Exercise prompt: Set out each line from the following listing that includes the word "March".

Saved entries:

[BEGIN]

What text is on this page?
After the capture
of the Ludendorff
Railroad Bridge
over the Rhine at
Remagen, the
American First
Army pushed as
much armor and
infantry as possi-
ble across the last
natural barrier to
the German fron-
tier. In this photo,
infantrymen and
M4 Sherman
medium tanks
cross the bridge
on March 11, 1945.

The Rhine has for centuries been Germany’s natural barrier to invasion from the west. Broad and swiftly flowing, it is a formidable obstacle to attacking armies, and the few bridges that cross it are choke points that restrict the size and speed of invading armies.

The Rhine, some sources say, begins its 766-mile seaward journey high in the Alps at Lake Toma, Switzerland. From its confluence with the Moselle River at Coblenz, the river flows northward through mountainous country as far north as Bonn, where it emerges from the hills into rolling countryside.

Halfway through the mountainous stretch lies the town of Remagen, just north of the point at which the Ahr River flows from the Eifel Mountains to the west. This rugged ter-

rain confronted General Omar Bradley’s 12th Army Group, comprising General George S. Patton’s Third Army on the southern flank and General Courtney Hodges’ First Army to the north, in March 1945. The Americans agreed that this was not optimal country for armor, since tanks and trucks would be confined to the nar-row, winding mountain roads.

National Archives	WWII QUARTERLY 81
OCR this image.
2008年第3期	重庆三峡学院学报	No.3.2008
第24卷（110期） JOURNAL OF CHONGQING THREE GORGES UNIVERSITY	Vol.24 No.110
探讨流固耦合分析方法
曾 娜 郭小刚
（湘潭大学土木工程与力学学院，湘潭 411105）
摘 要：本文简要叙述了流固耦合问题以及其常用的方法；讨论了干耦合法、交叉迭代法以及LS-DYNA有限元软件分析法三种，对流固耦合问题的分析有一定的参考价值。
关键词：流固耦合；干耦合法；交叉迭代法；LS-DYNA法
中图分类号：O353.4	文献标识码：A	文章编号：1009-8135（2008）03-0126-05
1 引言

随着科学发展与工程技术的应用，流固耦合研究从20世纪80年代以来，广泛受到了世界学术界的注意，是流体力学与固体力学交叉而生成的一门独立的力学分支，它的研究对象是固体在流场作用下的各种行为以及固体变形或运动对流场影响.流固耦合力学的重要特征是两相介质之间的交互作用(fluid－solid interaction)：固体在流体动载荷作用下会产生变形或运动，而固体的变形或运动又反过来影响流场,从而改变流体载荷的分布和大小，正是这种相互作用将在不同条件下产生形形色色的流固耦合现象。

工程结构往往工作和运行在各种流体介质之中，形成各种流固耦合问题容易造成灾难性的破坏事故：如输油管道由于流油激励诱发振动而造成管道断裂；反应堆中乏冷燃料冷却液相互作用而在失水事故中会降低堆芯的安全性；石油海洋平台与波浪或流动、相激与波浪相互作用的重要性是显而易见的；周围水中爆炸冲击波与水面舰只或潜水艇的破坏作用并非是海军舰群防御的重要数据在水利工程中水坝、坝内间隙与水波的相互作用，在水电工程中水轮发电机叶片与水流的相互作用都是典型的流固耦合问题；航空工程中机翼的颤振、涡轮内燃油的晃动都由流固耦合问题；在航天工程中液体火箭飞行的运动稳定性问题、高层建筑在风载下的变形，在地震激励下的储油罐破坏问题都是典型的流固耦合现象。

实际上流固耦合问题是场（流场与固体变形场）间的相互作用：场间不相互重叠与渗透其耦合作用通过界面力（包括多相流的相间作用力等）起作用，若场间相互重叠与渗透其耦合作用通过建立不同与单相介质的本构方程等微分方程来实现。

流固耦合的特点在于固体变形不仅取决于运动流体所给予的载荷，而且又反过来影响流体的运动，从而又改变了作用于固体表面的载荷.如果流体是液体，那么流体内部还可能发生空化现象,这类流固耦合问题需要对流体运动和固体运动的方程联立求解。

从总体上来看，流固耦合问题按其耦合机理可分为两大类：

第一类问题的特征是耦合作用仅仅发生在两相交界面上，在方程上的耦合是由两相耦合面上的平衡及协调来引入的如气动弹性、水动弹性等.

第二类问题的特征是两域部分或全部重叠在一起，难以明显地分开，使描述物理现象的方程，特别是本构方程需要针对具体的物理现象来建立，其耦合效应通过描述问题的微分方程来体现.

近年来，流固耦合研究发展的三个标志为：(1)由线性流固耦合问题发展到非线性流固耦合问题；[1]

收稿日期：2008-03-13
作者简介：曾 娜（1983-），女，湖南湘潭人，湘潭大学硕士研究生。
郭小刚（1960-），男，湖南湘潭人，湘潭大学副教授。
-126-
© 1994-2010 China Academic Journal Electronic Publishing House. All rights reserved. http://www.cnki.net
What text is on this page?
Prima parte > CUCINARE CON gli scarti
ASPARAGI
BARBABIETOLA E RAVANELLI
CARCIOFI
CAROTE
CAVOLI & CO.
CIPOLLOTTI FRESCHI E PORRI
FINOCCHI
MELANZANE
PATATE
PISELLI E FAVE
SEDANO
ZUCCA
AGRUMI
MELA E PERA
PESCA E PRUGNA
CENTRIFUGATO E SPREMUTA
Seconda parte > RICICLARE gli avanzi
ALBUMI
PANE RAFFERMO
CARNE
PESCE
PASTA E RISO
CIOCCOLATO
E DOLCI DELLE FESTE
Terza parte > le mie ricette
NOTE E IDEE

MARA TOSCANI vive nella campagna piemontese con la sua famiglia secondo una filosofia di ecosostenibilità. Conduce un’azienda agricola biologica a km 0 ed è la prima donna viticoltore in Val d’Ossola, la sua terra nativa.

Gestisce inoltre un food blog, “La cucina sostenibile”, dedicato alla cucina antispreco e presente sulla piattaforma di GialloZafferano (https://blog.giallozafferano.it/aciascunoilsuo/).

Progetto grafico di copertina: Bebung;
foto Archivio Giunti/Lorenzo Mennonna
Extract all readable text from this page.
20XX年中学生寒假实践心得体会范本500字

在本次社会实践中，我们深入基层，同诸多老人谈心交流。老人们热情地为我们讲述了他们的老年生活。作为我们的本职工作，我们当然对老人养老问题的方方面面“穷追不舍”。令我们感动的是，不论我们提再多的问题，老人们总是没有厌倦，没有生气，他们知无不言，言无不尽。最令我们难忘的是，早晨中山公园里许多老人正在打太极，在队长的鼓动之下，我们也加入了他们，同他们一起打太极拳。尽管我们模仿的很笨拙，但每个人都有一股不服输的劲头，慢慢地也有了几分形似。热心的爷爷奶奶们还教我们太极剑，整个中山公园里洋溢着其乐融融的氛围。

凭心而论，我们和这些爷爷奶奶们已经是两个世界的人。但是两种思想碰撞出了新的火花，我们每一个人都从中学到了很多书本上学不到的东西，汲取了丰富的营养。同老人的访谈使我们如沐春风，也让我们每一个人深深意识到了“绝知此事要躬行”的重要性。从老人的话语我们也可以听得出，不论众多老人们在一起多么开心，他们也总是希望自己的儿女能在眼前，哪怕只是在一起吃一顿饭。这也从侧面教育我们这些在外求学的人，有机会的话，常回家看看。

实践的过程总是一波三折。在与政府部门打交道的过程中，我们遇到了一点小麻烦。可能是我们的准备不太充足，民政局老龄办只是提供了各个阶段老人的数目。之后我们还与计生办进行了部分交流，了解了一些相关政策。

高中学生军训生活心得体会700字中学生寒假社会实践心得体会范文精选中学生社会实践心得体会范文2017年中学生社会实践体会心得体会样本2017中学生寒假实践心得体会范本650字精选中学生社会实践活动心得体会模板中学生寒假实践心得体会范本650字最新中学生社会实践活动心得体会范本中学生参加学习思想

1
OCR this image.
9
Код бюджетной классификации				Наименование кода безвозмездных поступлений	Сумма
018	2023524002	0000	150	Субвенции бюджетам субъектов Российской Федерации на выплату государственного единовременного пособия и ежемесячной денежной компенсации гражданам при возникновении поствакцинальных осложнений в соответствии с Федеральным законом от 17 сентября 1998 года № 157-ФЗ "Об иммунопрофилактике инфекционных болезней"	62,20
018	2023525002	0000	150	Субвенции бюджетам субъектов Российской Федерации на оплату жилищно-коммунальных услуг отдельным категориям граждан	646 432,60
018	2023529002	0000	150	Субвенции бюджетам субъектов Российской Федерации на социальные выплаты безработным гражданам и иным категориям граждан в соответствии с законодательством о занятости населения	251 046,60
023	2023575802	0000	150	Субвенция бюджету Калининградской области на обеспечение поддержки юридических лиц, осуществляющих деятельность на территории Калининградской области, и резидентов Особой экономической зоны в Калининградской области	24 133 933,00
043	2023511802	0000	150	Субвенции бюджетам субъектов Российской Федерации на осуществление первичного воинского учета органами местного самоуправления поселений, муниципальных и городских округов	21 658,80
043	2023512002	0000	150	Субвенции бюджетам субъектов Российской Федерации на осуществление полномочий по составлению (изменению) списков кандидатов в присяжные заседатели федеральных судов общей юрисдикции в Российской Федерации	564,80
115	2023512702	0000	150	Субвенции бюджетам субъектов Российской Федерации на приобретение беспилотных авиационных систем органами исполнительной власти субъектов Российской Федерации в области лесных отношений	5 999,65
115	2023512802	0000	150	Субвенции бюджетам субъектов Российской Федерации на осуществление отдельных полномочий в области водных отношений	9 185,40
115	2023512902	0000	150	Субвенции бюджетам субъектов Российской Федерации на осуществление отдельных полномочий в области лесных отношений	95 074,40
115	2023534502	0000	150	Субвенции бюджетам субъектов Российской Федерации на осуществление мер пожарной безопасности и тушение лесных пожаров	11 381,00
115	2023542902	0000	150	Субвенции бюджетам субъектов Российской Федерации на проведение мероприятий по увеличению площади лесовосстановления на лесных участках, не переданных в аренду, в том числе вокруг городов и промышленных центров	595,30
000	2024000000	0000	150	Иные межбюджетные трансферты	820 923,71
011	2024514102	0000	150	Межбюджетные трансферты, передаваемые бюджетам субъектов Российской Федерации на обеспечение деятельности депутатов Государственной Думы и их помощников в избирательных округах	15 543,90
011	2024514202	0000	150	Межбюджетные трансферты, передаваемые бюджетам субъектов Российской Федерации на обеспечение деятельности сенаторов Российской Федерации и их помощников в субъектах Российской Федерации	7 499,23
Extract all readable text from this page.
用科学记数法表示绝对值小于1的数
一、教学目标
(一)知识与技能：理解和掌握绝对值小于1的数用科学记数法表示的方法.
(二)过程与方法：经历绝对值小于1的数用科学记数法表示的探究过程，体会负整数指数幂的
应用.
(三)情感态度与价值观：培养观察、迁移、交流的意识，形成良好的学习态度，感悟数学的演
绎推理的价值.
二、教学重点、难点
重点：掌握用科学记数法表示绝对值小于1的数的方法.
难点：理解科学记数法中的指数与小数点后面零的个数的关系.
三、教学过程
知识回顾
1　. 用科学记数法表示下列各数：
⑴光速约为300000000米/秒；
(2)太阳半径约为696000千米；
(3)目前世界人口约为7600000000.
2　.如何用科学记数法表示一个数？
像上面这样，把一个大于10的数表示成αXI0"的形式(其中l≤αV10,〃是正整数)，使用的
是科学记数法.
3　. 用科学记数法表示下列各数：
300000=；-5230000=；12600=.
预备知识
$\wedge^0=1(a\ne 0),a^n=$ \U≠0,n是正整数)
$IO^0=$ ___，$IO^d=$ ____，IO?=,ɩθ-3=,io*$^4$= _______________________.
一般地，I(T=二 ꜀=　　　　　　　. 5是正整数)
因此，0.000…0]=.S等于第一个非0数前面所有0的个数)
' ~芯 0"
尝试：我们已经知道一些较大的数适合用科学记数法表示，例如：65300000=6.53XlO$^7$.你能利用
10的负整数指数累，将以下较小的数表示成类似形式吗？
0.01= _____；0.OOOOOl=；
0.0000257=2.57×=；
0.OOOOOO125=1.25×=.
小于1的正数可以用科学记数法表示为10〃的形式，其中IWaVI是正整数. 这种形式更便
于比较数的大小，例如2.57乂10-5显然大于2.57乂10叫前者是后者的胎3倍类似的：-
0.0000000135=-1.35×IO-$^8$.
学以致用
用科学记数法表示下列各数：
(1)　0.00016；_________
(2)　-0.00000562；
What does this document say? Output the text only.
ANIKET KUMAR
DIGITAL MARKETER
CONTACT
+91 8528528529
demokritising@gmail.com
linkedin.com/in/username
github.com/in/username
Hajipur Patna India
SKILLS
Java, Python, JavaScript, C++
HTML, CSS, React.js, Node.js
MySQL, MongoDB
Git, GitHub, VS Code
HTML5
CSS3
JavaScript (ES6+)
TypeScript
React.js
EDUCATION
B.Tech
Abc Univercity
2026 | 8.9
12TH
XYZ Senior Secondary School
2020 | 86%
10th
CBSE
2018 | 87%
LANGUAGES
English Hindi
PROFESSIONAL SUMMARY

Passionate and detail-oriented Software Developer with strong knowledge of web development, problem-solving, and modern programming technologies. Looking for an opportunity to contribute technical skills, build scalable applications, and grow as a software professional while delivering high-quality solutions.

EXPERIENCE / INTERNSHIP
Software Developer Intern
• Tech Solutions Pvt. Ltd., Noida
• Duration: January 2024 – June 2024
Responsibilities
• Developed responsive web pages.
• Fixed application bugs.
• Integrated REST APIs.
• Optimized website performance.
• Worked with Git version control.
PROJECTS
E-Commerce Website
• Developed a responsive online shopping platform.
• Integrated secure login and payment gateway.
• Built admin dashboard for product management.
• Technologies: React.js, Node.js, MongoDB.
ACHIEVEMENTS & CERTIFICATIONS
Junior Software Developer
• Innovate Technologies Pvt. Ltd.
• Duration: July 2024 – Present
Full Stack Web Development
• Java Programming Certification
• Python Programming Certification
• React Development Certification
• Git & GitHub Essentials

[END]

Written answer:
on March 11, 1945.
rain confronted General Omar Bradley’s 12th Army Group, comprising General George S. Patton’s Third Army on the southern flank and General Courtney Hodges’ First Army to the north, in March 1945. The Americans agreed that this was not optimal country for armor, since tanks and trucks would be confined to the nar-row, winding mountain roads.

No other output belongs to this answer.